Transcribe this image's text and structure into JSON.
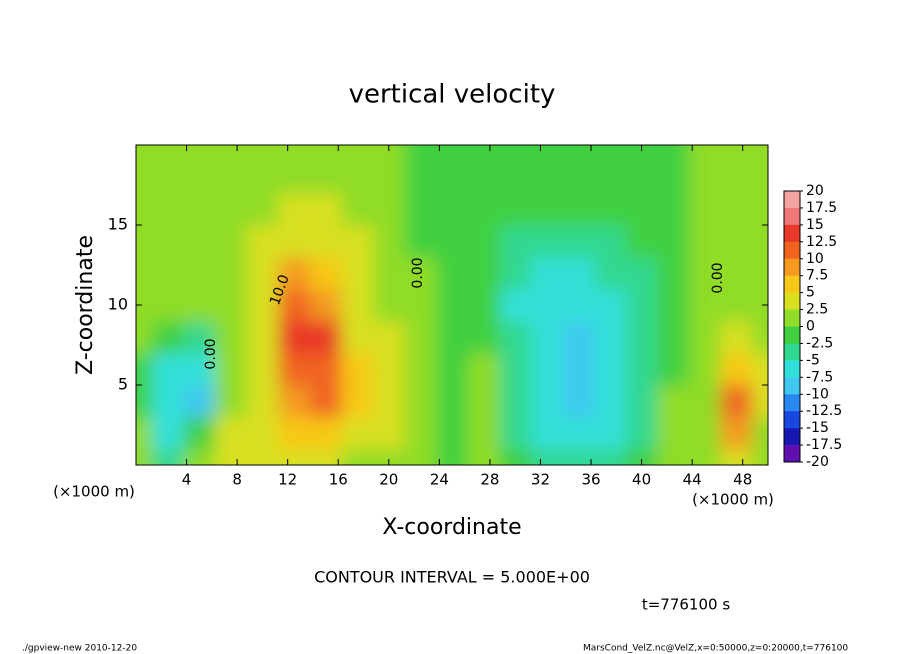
{
  "chart_data": {
    "type": "contour",
    "title": "vertical velocity",
    "x_label": "X-coordinate",
    "y_label": "Z-coordinate",
    "x_unit": "(×1000 m)",
    "y_unit": "(×1000 m)",
    "xlim": [
      0,
      50
    ],
    "ylim": [
      0,
      20
    ],
    "xticks": [
      4,
      8,
      12,
      16,
      20,
      24,
      28,
      32,
      36,
      40,
      44,
      48
    ],
    "yticks": [
      5,
      10,
      15
    ],
    "x": [
      0,
      2.5,
      5,
      7.5,
      10,
      12.5,
      15,
      17.5,
      20,
      22.5,
      25,
      27.5,
      30,
      32.5,
      35,
      37.5,
      40,
      42.5,
      45,
      47.5,
      50
    ],
    "y": [
      0,
      2,
      4,
      6,
      8,
      10,
      12,
      14,
      16,
      18,
      20
    ],
    "z": [
      [
        1,
        -4,
        1,
        3,
        3,
        5,
        4,
        2,
        2,
        1,
        0,
        1,
        -2,
        -3,
        -4,
        -3,
        -1,
        1,
        1,
        3,
        1
      ],
      [
        1,
        -5,
        -2,
        3,
        5,
        7,
        6,
        5,
        3,
        1,
        0,
        1,
        -4,
        -5,
        -7,
        -5,
        -3,
        1,
        2,
        9,
        2
      ],
      [
        0,
        -6,
        -9,
        2,
        5,
        9,
        11,
        6,
        4,
        1,
        0,
        1,
        -4,
        -6,
        -8,
        -6,
        -3,
        1,
        2,
        11,
        3
      ],
      [
        0,
        -5,
        -7,
        2,
        5,
        11,
        12,
        6,
        3,
        1,
        0,
        1,
        -4,
        -6,
        -9,
        -7,
        -4,
        0,
        2,
        6,
        3
      ],
      [
        1,
        -2,
        -3,
        2,
        5,
        13,
        15,
        5,
        3,
        1,
        0,
        0,
        -4,
        -6,
        -8,
        -6,
        -4,
        0,
        1,
        4,
        2
      ],
      [
        1,
        1,
        1,
        2,
        5,
        11,
        9,
        4,
        2,
        1,
        0,
        -2,
        -5,
        -6,
        -6,
        -5,
        -4,
        0,
        1,
        2,
        1
      ],
      [
        1,
        1,
        1,
        2,
        4,
        8,
        7,
        4,
        2,
        1,
        0,
        -2,
        -4,
        -5,
        -5,
        -4,
        -3,
        0,
        1,
        2,
        1
      ],
      [
        1,
        1,
        1,
        1,
        3,
        5,
        5,
        3,
        1,
        0,
        0,
        -2,
        -3,
        -4,
        -3,
        -3,
        -1,
        0,
        1,
        1,
        1
      ],
      [
        1,
        1,
        1,
        1,
        2,
        3,
        3,
        2,
        1,
        0,
        0,
        -1,
        -2,
        -2,
        -1,
        0,
        0,
        0,
        1,
        1,
        1
      ],
      [
        1,
        1,
        1,
        1,
        1,
        1,
        1,
        1,
        1,
        0,
        0,
        0,
        0,
        0,
        0,
        0,
        0,
        0,
        1,
        1,
        1
      ],
      [
        1,
        1,
        1,
        1,
        1,
        1,
        1,
        1,
        1,
        0,
        0,
        0,
        0,
        0,
        0,
        0,
        0,
        0,
        1,
        1,
        1
      ]
    ],
    "levels": [
      20,
      17.5,
      15,
      12.5,
      10,
      7.5,
      5,
      2.5,
      0,
      -2.5,
      -5,
      -7.5,
      -10,
      -12.5,
      -15,
      -17.5,
      -20
    ],
    "colors": [
      "#f4a3a3",
      "#f07878",
      "#e83828",
      "#f06420",
      "#f49a20",
      "#f8c818",
      "#d8e020",
      "#90dc28",
      "#40d040",
      "#30d890",
      "#30e0d8",
      "#40c8f0",
      "#2888f0",
      "#1848e0",
      "#1818b0",
      "#6010b0"
    ],
    "contour_labels": [
      "10.0",
      "0.00",
      "0.00",
      "0.00"
    ],
    "contour_interval": "CONTOUR INTERVAL = 5.000E+00",
    "time": "t=776100 s",
    "footer_left": "./gpview-new  2010-12-20",
    "footer_right": "MarsCond_VelZ.nc@VelZ,x=0:50000,z=0:20000,t=776100"
  }
}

════════

= Instruction =
Scan the data above; copy every line where "coordinate" appears.

= Worked answer =
    "x_label": "X-coordinate",
    "y_label": "Z-coordinate",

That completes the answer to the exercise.